→ WRITTEN EXERCISE: Scan the lines below for the string "最大可承重" and report how many lines contain it, giving only the number.
— START LISTING —
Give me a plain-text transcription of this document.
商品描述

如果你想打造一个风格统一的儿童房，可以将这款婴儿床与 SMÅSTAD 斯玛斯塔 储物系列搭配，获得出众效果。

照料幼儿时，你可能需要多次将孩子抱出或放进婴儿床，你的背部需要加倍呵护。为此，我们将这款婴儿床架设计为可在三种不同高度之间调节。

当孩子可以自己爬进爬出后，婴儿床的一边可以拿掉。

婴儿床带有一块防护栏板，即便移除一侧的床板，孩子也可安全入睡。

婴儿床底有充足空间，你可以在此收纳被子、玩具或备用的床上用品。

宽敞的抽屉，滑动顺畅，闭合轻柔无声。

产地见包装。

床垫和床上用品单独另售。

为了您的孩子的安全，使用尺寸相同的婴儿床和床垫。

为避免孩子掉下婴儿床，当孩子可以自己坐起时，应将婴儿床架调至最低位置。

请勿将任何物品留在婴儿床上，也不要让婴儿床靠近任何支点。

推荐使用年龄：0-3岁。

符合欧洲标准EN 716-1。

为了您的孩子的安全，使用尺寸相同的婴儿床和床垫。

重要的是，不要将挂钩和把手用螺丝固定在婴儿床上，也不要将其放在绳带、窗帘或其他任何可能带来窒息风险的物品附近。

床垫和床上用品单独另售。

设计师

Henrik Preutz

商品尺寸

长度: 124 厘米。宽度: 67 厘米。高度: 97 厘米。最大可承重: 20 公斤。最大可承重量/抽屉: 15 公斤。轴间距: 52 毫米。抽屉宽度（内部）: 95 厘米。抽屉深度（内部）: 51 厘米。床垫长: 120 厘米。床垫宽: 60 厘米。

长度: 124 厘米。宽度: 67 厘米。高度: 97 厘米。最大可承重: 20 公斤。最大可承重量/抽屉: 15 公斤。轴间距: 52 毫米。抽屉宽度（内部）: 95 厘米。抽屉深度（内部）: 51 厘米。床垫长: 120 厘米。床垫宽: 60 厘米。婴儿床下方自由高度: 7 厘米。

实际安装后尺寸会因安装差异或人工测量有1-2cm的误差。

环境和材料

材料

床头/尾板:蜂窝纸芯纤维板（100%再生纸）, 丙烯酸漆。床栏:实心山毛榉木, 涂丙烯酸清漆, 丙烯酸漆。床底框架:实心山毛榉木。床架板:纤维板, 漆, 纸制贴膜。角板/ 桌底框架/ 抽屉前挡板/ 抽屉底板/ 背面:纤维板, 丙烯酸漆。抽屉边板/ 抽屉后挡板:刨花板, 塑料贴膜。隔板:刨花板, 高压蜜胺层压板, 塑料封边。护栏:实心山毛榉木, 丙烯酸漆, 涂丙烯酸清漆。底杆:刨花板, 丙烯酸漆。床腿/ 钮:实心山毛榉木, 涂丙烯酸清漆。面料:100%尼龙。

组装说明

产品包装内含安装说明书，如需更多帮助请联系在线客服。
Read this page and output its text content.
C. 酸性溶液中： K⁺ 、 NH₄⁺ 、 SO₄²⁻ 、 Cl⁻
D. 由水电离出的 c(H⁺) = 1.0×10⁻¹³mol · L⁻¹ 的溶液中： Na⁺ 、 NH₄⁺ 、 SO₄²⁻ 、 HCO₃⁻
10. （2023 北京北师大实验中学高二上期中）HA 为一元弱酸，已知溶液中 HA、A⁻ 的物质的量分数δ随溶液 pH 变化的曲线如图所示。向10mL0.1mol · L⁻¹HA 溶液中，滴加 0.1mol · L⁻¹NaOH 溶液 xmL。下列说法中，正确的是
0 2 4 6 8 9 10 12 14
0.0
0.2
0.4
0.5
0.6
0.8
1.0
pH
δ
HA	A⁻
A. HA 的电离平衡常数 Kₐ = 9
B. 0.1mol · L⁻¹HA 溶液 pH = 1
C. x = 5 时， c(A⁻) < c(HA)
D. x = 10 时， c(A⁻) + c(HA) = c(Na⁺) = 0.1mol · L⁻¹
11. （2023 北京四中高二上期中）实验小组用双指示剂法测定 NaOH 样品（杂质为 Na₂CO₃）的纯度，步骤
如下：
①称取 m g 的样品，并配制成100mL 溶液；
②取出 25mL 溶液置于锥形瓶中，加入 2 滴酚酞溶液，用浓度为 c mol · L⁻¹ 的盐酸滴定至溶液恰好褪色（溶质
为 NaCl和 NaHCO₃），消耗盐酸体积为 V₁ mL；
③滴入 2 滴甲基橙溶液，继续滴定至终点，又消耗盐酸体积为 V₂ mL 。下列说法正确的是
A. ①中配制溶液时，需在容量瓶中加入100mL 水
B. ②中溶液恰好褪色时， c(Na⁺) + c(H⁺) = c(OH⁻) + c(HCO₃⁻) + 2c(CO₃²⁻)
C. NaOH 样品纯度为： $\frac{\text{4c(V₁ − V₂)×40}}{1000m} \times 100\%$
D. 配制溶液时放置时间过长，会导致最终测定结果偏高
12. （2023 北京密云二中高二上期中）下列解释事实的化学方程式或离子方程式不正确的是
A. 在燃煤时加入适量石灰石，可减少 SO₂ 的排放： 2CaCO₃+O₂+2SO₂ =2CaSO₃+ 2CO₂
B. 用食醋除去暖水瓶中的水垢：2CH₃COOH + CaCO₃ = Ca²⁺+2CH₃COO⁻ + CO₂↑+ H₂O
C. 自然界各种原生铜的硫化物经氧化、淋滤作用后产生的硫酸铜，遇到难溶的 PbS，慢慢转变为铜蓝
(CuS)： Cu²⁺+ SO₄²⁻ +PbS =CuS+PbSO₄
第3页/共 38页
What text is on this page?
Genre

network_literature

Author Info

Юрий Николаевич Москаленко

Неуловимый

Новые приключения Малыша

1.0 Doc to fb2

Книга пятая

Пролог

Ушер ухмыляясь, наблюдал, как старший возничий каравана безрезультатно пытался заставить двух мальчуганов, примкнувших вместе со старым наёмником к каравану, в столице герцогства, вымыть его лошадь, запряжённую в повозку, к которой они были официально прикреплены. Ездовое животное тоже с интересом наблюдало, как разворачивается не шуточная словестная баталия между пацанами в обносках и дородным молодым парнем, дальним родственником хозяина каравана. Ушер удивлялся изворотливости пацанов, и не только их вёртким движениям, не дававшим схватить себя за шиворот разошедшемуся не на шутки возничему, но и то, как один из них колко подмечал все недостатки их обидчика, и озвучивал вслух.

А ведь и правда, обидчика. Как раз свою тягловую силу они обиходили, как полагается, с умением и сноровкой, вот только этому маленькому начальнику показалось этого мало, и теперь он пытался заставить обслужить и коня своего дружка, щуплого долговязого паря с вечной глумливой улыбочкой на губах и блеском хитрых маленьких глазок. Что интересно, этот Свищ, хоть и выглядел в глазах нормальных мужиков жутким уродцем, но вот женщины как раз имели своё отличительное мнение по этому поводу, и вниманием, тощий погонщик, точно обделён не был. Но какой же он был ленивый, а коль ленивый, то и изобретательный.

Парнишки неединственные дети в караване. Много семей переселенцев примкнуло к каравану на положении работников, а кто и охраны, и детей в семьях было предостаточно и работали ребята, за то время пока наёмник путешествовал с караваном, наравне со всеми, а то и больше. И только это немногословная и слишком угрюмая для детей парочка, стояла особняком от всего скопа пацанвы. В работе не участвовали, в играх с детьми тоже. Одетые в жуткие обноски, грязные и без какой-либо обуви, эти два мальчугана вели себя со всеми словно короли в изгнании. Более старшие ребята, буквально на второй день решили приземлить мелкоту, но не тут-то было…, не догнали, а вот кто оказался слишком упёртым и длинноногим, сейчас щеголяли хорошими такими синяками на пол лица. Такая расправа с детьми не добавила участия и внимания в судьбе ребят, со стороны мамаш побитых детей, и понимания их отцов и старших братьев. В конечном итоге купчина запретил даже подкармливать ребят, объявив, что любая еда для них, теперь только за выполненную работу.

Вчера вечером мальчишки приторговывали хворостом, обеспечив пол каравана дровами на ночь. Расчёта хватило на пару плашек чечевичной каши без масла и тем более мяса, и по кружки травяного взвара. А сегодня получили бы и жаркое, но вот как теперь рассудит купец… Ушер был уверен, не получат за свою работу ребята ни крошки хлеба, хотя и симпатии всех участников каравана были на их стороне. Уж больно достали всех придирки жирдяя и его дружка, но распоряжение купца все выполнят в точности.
— END LISTING —
→ RESULT FOR THIS EXERCISE: 2